CONSEGNA: Parti dalla prima riga e fermati dopo quella che contiene "more-horizontal-icon (1016, 79, 1022, 85)". Restituisci queste righe come lista JSON di stringhe, una per riga, escludendo quelle vuote.

RIGHE FORNITE:
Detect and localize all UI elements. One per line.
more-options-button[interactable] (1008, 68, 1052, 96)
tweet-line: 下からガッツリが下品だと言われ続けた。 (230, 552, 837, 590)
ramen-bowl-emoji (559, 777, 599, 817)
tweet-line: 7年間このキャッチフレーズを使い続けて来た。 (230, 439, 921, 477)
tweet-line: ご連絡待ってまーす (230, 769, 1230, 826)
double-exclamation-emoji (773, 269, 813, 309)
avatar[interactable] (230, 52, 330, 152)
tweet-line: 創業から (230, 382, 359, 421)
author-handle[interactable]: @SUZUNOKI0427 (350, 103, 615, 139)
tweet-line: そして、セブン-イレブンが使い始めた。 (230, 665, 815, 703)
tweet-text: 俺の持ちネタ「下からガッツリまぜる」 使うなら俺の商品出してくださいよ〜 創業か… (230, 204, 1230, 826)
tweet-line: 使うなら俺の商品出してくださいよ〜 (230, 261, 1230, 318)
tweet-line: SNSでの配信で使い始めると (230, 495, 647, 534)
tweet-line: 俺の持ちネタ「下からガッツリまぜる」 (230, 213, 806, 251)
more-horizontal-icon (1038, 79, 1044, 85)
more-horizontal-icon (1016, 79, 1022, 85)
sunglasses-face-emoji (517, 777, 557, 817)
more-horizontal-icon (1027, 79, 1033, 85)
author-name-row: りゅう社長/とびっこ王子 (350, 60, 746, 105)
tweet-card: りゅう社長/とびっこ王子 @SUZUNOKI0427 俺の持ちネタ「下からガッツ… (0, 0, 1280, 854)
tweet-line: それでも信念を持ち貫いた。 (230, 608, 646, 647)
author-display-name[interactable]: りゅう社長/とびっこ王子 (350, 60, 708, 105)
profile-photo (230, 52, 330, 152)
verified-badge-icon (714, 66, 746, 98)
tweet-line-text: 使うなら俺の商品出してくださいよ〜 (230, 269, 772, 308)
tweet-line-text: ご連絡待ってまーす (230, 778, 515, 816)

ESERCIZIO SVOLTO:
[
  "Detect and localize all UI elements. One per line.",
  "more-options-button[interactable] (1008, 68, 1052, 96)",
  "tweet-line: 下からガッツリが下品だと言われ続けた。 (230, 552, 837, 590)",
  "ramen-bowl-emoji (559, 777, 599, 817)",
  "tweet-line: 7年間このキャッチフレーズを使い続けて来た。 (230, 439, 921, 477)",
  "tweet-line: ご連絡待ってまーす (230, 769, 1230, 826)",
  "double-exclamation-emoji (773, 269, 813, 309)",
  "avatar[interactable] (230, 52, 330, 152)",
  "tweet-line: 創業から (230, 382, 359, 421)",
  "author-handle[interactable]: @SUZUNOKI0427 (350, 103, 615, 139)",
  "tweet-line: そして、セブン-イレブンが使い始めた。 (230, 665, 815, 703)",
  "tweet-text: 俺の持ちネタ「下からガッツリまぜる」 使うなら俺の商品出してくださいよ〜 創業か… (230, 204, 1230, 826)",
  "tweet-line: 使うなら俺の商品出してくださいよ〜 (230, 261, 1230, 318)",
  "tweet-line: SNSでの配信で使い始めると (230, 495, 647, 534)",
  "tweet-line: 俺の持ちネタ「下からガッツリまぜる」 (230, 213, 806, 251)",
  "more-horizontal-icon (1038, 79, 1044, 85)",
  "more-horizontal-icon (1016, 79, 1022, 85)"
]